Aim of the task: From the listing below, pull each line that includes "this".

* START Records provided *

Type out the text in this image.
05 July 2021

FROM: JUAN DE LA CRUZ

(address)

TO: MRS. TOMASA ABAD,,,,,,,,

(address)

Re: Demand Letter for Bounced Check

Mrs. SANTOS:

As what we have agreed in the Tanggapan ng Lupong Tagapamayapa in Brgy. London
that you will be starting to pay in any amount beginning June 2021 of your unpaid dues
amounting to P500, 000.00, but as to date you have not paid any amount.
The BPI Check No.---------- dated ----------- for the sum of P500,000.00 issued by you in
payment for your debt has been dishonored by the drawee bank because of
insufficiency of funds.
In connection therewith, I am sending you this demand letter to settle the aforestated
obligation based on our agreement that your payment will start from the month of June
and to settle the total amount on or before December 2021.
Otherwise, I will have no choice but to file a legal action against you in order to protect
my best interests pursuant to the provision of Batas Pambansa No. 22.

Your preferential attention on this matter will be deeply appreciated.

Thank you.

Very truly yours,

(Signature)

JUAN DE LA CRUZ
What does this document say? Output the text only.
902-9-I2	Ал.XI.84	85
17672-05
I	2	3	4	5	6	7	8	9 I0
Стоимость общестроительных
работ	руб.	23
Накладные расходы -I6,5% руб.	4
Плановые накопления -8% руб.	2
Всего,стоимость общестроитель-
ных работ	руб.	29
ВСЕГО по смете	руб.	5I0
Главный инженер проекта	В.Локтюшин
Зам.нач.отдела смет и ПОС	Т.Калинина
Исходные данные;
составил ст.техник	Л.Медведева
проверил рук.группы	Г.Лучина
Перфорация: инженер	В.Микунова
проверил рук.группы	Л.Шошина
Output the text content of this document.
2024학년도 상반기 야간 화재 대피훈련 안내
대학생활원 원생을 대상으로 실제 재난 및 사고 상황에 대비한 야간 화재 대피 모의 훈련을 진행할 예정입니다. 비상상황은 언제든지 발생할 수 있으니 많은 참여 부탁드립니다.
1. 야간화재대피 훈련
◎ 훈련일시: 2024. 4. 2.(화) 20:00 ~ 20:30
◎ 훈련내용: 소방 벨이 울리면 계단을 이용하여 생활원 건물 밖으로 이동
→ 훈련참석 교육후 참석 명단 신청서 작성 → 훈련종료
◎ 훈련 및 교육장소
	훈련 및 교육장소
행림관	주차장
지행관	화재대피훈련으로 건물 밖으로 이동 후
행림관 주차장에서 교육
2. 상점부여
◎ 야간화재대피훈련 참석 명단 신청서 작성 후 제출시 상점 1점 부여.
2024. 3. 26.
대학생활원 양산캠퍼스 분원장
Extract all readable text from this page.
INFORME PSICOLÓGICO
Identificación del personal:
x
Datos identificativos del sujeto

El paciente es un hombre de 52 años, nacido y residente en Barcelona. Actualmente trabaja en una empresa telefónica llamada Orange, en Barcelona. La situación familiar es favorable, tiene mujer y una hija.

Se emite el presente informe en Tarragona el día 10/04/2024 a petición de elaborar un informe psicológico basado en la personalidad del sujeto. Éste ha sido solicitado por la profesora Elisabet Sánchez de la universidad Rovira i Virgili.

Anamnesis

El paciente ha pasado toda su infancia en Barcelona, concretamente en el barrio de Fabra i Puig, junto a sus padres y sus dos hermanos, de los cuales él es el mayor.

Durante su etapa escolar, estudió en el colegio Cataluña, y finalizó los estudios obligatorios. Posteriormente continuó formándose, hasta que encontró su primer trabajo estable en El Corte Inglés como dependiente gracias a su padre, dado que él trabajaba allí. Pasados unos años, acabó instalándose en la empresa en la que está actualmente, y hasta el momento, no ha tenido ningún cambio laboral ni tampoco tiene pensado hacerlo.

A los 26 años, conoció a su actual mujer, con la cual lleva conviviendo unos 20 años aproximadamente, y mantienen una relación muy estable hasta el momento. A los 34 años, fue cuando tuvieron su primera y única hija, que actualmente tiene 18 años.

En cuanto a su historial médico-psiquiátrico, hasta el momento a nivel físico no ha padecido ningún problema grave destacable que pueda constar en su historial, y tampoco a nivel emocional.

* END Records provided *

Solution:
Type out the text in this image.
In connection therewith, I am sending you this demand letter to settle the aforestated
Your preferential attention on this matter will be deeply appreciated.
What does this document say? Output the text only.
Output the text content of this document.
Extract all readable text from this page.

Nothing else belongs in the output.